** INSTRUCTIONS FOR THE TASK **
Work out the number of lines containing "Dirección". Give that number alone.
── MATERIAL ──
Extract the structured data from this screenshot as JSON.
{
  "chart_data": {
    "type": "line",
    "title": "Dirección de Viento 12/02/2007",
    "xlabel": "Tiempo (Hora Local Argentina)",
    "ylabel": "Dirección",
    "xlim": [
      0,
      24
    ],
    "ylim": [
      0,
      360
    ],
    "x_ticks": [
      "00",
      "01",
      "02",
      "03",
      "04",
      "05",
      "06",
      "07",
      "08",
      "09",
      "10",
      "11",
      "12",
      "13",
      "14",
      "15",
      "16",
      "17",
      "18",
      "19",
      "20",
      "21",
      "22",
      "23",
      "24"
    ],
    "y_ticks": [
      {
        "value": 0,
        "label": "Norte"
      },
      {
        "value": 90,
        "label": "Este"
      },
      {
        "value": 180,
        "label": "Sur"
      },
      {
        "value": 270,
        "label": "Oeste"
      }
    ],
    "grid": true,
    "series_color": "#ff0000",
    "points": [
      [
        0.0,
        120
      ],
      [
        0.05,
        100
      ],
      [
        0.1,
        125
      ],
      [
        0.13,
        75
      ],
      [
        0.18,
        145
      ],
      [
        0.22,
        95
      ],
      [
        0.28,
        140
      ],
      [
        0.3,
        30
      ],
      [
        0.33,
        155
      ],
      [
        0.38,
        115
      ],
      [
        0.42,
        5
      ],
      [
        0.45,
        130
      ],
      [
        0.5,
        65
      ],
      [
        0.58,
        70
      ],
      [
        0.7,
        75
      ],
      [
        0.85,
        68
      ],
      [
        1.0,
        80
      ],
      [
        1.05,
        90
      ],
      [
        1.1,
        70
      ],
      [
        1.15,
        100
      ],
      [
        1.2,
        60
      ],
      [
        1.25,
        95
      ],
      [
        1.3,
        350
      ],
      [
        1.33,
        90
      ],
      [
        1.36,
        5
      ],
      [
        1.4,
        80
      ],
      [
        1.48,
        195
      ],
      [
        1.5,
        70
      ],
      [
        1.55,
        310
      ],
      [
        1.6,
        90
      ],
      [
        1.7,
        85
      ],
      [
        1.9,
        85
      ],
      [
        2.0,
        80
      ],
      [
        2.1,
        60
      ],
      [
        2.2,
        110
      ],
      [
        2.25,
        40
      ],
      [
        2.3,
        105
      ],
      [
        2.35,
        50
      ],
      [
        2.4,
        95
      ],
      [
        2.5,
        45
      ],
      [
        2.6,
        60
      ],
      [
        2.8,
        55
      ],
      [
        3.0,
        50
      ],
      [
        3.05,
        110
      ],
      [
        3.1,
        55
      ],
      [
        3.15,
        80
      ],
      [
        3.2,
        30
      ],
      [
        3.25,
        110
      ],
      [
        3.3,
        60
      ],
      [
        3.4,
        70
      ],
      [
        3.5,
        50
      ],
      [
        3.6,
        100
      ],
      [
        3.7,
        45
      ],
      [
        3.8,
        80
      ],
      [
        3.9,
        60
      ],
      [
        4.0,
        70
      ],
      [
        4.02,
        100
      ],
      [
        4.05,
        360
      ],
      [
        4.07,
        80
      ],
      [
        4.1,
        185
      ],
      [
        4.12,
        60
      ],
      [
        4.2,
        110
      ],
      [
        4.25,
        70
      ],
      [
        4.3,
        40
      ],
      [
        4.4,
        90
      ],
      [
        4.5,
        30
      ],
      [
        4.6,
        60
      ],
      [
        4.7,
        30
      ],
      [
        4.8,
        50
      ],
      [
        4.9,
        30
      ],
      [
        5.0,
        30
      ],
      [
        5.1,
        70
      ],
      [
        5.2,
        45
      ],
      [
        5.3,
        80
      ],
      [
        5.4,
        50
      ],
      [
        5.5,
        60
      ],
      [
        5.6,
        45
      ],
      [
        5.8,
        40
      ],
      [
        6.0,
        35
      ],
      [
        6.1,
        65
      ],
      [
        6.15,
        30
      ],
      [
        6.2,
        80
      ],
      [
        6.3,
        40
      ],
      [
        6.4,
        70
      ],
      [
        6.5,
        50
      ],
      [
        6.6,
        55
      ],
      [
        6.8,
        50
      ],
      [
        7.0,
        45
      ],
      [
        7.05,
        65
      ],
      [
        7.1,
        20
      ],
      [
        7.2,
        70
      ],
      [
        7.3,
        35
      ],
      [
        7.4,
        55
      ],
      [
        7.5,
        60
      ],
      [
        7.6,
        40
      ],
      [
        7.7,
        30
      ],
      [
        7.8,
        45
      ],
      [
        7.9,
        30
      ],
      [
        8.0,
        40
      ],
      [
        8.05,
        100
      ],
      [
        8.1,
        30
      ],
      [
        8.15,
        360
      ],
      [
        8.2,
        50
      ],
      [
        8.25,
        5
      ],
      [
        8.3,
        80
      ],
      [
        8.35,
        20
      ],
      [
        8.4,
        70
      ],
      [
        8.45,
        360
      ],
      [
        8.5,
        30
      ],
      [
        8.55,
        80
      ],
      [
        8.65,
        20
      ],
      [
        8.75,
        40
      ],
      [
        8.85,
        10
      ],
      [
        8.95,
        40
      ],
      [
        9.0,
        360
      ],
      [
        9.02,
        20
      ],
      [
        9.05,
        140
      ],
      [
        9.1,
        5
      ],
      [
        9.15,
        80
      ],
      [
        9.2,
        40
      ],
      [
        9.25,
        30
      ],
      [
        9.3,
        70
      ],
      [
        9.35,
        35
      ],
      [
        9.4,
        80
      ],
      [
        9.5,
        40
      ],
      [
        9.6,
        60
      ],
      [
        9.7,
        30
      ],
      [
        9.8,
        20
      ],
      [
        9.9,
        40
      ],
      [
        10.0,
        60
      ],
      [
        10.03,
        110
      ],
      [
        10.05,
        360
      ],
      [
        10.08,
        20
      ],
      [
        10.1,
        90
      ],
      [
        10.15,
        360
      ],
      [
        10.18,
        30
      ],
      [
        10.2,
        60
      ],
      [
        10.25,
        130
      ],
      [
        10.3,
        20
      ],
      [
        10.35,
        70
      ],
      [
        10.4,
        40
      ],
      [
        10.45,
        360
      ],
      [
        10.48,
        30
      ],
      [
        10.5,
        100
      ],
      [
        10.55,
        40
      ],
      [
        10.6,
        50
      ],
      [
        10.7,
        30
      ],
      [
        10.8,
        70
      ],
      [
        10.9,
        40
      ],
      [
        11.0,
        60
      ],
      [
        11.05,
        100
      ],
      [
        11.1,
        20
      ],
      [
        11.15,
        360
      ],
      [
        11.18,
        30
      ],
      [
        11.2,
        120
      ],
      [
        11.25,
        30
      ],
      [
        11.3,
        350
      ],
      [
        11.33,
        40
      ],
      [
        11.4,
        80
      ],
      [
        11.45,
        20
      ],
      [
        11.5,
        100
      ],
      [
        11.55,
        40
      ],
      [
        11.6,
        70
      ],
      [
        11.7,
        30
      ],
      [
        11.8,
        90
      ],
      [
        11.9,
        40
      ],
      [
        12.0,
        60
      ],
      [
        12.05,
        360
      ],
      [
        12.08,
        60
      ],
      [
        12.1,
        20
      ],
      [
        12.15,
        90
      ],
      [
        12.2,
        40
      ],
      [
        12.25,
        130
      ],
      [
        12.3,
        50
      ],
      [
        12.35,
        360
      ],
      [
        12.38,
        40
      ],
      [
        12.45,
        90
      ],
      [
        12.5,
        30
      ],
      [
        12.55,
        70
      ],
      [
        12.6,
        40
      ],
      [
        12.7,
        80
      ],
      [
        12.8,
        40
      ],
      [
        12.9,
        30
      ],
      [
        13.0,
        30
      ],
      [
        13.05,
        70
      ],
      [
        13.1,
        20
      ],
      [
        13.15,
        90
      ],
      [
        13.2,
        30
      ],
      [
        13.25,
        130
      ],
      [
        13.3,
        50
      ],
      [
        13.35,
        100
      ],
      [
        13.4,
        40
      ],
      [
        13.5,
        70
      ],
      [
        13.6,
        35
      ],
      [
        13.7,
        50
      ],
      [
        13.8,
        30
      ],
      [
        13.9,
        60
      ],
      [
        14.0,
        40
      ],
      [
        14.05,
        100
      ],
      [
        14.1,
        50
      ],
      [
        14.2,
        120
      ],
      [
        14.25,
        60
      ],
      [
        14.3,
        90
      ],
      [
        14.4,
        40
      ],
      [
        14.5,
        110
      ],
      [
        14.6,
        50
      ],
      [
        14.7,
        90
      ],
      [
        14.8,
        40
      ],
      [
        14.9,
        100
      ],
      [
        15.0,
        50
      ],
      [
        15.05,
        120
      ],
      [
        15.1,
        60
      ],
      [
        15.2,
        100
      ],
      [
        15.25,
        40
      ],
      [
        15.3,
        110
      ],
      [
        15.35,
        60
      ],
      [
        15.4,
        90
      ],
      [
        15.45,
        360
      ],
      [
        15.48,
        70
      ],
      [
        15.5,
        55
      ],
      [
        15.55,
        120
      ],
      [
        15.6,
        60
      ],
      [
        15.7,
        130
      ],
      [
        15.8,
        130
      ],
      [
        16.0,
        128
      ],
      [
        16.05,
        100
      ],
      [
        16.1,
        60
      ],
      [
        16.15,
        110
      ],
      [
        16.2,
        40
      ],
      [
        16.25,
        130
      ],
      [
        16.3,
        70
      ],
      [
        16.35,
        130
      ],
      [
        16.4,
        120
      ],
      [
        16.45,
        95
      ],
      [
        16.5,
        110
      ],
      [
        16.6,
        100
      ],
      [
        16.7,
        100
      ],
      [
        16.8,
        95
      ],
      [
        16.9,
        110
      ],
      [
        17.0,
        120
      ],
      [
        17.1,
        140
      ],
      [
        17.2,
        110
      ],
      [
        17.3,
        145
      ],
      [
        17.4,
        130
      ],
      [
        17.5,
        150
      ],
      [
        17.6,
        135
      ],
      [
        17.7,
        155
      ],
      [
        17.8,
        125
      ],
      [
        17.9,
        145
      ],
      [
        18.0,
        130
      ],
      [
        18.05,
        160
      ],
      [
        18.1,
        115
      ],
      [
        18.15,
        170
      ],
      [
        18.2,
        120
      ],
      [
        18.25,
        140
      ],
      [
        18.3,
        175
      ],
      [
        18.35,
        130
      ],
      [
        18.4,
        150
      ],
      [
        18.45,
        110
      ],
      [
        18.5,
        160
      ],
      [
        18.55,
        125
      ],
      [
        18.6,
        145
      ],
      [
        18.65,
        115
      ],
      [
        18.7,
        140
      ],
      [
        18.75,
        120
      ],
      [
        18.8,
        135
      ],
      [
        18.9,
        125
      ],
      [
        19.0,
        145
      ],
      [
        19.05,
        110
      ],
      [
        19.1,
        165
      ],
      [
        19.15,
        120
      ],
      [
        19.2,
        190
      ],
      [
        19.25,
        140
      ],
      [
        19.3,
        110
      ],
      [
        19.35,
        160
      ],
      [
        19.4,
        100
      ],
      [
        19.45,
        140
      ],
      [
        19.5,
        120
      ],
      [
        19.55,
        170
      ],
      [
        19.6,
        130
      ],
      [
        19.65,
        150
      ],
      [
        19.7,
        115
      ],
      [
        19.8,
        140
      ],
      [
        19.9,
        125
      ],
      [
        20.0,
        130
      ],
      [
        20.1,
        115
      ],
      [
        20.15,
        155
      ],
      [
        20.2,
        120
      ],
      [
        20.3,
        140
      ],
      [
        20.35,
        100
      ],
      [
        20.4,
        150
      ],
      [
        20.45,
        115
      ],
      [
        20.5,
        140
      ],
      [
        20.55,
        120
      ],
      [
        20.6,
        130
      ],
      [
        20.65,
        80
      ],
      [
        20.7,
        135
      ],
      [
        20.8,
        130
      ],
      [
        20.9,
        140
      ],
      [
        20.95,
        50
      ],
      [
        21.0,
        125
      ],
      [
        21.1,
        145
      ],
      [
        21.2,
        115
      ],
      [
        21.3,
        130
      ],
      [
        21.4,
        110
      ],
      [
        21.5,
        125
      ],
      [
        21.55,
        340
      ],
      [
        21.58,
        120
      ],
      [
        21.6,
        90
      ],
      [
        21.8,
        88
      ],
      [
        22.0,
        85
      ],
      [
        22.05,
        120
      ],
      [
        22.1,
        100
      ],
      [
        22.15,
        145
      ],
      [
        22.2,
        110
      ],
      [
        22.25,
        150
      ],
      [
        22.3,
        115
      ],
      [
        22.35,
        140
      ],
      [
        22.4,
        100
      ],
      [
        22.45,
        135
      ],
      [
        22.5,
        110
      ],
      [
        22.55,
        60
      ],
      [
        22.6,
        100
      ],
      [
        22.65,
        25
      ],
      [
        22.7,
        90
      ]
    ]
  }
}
───
** RESULT FOR THIS EXERCISE **
2